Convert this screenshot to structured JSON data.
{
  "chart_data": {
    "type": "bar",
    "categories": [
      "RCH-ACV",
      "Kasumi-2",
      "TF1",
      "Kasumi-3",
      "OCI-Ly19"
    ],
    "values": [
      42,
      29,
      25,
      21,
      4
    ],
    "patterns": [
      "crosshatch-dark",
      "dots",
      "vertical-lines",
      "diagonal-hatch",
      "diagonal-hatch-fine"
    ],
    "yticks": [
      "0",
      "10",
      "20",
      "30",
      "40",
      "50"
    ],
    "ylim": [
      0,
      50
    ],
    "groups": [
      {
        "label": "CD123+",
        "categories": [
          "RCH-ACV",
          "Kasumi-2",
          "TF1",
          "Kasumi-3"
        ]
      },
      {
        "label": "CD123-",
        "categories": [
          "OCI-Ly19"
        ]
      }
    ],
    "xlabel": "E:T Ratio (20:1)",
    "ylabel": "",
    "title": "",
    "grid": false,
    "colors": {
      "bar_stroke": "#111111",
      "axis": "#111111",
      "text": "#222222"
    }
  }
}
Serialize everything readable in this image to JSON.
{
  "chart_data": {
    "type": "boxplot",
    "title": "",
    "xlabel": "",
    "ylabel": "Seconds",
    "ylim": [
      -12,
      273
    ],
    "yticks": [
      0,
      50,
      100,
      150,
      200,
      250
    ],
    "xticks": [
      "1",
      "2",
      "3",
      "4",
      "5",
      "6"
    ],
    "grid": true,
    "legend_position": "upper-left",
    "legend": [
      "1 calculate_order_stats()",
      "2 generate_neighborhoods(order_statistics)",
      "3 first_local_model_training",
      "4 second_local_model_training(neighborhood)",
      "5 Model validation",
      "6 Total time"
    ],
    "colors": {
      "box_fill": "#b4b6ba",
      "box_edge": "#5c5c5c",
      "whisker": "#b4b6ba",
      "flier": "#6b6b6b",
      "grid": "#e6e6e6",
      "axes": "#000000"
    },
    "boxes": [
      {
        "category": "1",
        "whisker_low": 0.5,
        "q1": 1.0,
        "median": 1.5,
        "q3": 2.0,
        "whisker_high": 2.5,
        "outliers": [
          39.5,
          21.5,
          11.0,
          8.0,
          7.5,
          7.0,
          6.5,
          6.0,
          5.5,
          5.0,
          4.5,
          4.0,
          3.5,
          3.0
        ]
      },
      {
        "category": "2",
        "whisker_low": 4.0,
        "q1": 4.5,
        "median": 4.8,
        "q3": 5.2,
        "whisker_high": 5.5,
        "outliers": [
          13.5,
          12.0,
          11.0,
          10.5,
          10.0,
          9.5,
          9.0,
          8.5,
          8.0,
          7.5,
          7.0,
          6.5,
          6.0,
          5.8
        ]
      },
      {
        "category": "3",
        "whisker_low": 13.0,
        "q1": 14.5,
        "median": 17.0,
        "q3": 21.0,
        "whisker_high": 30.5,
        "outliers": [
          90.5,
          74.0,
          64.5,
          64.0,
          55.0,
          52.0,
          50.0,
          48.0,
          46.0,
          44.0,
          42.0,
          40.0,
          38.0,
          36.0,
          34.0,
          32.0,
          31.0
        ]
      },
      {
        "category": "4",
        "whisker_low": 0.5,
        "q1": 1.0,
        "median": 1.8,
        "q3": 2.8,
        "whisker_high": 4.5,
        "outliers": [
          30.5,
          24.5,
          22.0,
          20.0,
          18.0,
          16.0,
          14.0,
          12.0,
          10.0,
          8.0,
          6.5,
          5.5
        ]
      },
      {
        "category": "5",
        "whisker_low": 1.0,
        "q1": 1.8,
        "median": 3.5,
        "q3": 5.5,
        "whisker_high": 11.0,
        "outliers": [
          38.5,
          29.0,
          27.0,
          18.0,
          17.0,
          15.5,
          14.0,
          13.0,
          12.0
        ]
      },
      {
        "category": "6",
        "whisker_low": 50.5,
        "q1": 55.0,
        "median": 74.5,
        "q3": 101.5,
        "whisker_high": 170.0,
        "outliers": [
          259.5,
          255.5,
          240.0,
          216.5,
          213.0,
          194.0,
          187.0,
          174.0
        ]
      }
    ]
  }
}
* * *
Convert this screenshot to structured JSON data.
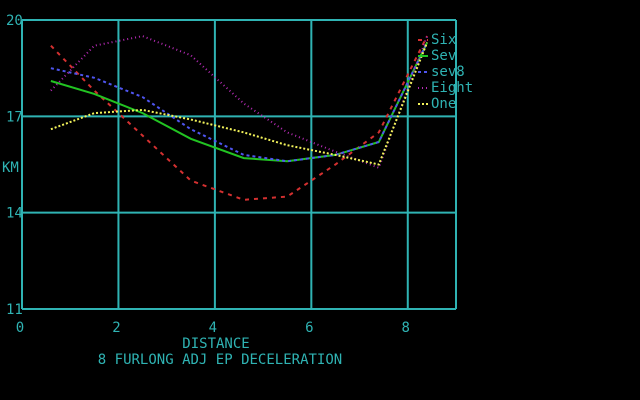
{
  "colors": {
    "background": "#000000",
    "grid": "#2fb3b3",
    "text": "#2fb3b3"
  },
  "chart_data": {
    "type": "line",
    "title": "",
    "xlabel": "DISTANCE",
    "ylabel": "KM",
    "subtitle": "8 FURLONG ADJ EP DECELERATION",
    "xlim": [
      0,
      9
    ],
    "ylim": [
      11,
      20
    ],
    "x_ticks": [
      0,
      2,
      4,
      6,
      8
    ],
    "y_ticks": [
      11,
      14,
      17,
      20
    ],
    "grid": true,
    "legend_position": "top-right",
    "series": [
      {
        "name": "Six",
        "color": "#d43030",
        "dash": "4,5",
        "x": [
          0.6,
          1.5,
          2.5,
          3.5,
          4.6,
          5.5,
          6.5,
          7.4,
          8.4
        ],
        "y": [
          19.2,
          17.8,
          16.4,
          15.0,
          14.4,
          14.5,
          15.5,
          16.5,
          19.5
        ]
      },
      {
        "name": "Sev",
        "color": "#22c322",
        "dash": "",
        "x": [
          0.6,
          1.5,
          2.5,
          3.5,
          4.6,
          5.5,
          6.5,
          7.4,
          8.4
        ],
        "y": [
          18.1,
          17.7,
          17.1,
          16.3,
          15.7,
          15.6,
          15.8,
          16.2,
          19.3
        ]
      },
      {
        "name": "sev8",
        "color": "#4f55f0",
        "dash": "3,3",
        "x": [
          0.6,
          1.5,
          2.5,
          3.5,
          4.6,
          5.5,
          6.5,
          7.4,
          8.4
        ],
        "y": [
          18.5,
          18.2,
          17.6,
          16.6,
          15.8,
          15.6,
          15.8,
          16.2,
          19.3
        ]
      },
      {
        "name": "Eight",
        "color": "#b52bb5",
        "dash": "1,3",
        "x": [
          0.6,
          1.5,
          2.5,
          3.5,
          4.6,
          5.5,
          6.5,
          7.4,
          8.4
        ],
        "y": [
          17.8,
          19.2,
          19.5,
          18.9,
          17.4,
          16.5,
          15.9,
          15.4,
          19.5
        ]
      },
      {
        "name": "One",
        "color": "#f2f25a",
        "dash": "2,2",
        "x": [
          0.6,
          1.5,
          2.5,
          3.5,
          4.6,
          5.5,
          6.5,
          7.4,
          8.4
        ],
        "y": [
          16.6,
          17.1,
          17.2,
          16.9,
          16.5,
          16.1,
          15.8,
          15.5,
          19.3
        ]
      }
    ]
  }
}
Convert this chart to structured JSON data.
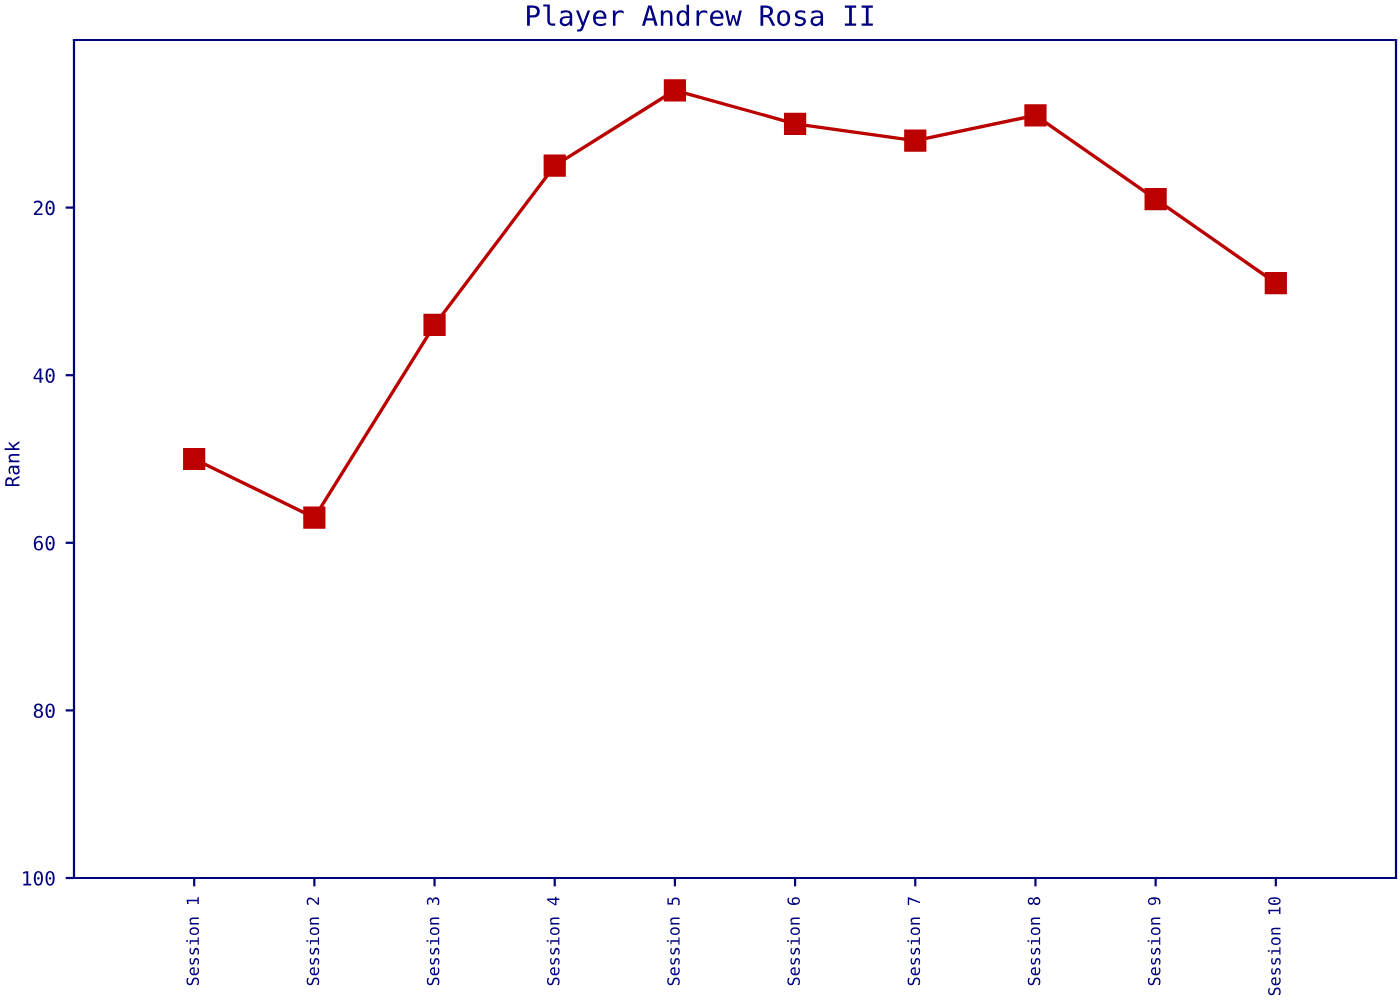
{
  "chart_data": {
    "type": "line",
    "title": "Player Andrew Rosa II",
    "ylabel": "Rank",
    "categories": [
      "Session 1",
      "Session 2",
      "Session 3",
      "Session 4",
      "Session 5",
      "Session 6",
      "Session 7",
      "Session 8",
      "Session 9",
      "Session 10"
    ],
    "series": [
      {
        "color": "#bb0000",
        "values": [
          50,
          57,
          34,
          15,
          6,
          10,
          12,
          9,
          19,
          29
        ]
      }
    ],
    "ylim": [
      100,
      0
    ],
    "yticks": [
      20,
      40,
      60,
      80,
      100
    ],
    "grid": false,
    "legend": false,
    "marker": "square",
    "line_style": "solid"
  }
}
==
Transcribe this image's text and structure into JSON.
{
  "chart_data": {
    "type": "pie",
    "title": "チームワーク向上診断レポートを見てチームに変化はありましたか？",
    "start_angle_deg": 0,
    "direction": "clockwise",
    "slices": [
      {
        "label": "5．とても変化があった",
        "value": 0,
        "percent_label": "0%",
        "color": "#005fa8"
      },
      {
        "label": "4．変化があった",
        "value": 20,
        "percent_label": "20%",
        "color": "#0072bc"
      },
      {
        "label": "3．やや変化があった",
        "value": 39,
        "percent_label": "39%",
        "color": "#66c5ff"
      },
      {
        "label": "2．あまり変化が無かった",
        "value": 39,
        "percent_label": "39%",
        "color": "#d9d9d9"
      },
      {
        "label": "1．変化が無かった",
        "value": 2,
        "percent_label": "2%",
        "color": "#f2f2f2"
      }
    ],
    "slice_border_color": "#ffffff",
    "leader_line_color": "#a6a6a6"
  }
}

** The request **
Pull out every line holding "Session" from the records above, and copy it.

** Result of this exercise **
      "Session 1",
      "Session 2",
      "Session 3",
      "Session 4",
      "Session 5",
      "Session 6",
      "Session 7",
      "Session 8",
      "Session 9",
      "Session 10"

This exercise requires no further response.